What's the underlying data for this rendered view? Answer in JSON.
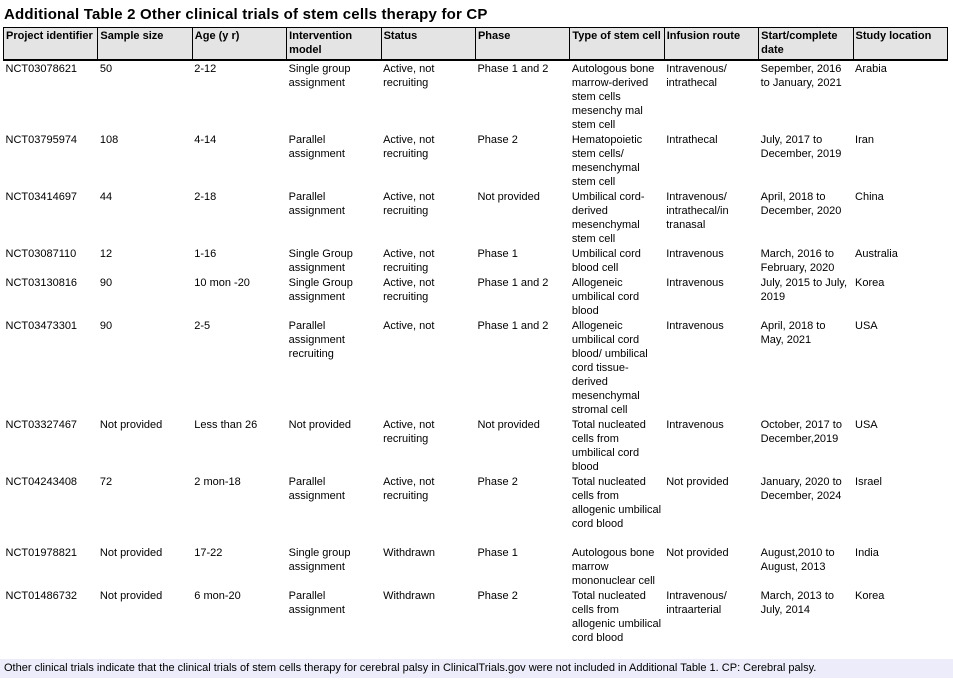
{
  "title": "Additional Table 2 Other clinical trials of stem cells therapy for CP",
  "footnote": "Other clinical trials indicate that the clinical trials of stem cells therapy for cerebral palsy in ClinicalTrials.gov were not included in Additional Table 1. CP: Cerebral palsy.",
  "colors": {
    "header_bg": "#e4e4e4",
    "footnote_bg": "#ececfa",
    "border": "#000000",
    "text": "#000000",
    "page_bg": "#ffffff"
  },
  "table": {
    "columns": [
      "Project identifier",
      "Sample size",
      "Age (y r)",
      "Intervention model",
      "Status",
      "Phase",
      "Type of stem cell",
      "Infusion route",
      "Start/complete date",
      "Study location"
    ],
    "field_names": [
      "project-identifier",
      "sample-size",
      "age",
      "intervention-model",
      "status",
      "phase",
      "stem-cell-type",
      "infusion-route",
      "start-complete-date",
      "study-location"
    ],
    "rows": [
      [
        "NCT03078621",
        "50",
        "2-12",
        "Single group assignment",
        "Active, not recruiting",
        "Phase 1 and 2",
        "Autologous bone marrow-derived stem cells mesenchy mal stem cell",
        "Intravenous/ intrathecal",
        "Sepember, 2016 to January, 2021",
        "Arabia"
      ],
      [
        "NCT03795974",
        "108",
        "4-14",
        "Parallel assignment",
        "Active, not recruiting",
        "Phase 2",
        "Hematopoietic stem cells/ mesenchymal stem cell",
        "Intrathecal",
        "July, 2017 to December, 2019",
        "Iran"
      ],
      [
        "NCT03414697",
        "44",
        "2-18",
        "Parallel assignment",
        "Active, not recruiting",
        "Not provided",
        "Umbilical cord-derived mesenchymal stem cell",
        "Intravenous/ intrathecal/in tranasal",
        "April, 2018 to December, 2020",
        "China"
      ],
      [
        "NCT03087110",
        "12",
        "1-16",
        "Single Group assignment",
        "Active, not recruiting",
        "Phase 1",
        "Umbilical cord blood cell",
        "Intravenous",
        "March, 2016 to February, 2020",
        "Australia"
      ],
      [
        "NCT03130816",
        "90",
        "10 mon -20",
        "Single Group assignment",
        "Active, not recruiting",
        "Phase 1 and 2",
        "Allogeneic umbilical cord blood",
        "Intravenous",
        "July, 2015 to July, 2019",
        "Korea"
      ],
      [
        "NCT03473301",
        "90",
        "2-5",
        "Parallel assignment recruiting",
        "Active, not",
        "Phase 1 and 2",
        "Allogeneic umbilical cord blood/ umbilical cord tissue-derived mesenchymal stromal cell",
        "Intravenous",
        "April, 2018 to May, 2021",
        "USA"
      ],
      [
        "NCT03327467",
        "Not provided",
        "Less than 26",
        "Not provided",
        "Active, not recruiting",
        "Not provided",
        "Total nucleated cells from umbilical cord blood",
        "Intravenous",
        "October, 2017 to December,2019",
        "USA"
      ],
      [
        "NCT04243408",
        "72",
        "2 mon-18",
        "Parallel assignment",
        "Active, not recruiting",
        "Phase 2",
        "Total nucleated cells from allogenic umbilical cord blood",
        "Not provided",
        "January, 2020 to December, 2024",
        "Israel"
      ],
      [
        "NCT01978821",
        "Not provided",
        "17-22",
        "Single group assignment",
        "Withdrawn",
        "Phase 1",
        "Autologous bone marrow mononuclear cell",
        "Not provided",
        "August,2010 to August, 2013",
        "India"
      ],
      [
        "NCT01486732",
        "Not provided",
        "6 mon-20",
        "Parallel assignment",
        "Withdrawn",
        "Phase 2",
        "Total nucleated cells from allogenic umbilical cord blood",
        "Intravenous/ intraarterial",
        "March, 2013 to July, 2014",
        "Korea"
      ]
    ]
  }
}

| TASK DESCRIPTION |
Output every entry exactly, leaving out pictures.

| YOUR RESPONSE |
What's the underlying data for this rendered view? Answer in JSON.
{
  "title": "Additional Table 2 Other clinical trials of stem cells therapy for CP",
  "footnote": "Other clinical trials indicate that the clinical trials of stem cells therapy for cerebral palsy in ClinicalTrials.gov were not included in Additional Table 1. CP: Cerebral palsy.",
  "colors": {
    "header_bg": "#e4e4e4",
    "footnote_bg": "#ececfa",
    "border": "#000000",
    "text": "#000000",
    "page_bg": "#ffffff"
  },
  "table": {
    "columns": [
      "Project identifier",
      "Sample size",
      "Age (y r)",
      "Intervention model",
      "Status",
      "Phase",
      "Type of stem cell",
      "Infusion route",
      "Start/complete date",
      "Study location"
    ],
    "field_names": [
      "project-identifier",
      "sample-size",
      "age",
      "intervention-model",
      "status",
      "phase",
      "stem-cell-type",
      "infusion-route",
      "start-complete-date",
      "study-location"
    ],
    "rows": [
      [
        "NCT03078621",
        "50",
        "2-12",
        "Single group assignment",
        "Active, not recruiting",
        "Phase 1 and 2",
        "Autologous bone marrow-derived stem cells mesenchy mal stem cell",
        "Intravenous/ intrathecal",
        "Sepember, 2016 to January, 2021",
        "Arabia"
      ],
      [
        "NCT03795974",
        "108",
        "4-14",
        "Parallel assignment",
        "Active, not recruiting",
        "Phase 2",
        "Hematopoietic stem cells/ mesenchymal stem cell",
        "Intrathecal",
        "July, 2017 to December, 2019",
        "Iran"
      ],
      [
        "NCT03414697",
        "44",
        "2-18",
        "Parallel assignment",
        "Active, not recruiting",
        "Not provided",
        "Umbilical cord-derived mesenchymal stem cell",
        "Intravenous/ intrathecal/in tranasal",
        "April, 2018 to December, 2020",
        "China"
      ],
      [
        "NCT03087110",
        "12",
        "1-16",
        "Single Group assignment",
        "Active, not recruiting",
        "Phase 1",
        "Umbilical cord blood cell",
        "Intravenous",
        "March, 2016 to February, 2020",
        "Australia"
      ],
      [
        "NCT03130816",
        "90",
        "10 mon -20",
        "Single Group assignment",
        "Active, not recruiting",
        "Phase 1 and 2",
        "Allogeneic umbilical cord blood",
        "Intravenous",
        "July, 2015 to July, 2019",
        "Korea"
      ],
      [
        "NCT03473301",
        "90",
        "2-5",
        "Parallel assignment recruiting",
        "Active, not",
        "Phase 1 and 2",
        "Allogeneic umbilical cord blood/ umbilical cord tissue-derived mesenchymal stromal cell",
        "Intravenous",
        "April, 2018 to May, 2021",
        "USA"
      ],
      [
        "NCT03327467",
        "Not provided",
        "Less than 26",
        "Not provided",
        "Active, not recruiting",
        "Not provided",
        "Total nucleated cells from umbilical cord blood",
        "Intravenous",
        "October, 2017 to December,2019",
        "USA"
      ],
      [
        "NCT04243408",
        "72",
        "2 mon-18",
        "Parallel assignment",
        "Active, not recruiting",
        "Phase 2",
        "Total nucleated cells from allogenic umbilical cord blood",
        "Not provided",
        "January, 2020 to December, 2024",
        "Israel"
      ],
      [
        "NCT01978821",
        "Not provided",
        "17-22",
        "Single group assignment",
        "Withdrawn",
        "Phase 1",
        "Autologous bone marrow mononuclear cell",
        "Not provided",
        "August,2010 to August, 2013",
        "India"
      ],
      [
        "NCT01486732",
        "Not provided",
        "6 mon-20",
        "Parallel assignment",
        "Withdrawn",
        "Phase 2",
        "Total nucleated cells from allogenic umbilical cord blood",
        "Intravenous/ intraarterial",
        "March, 2013 to July, 2014",
        "Korea"
      ]
    ]
  }
}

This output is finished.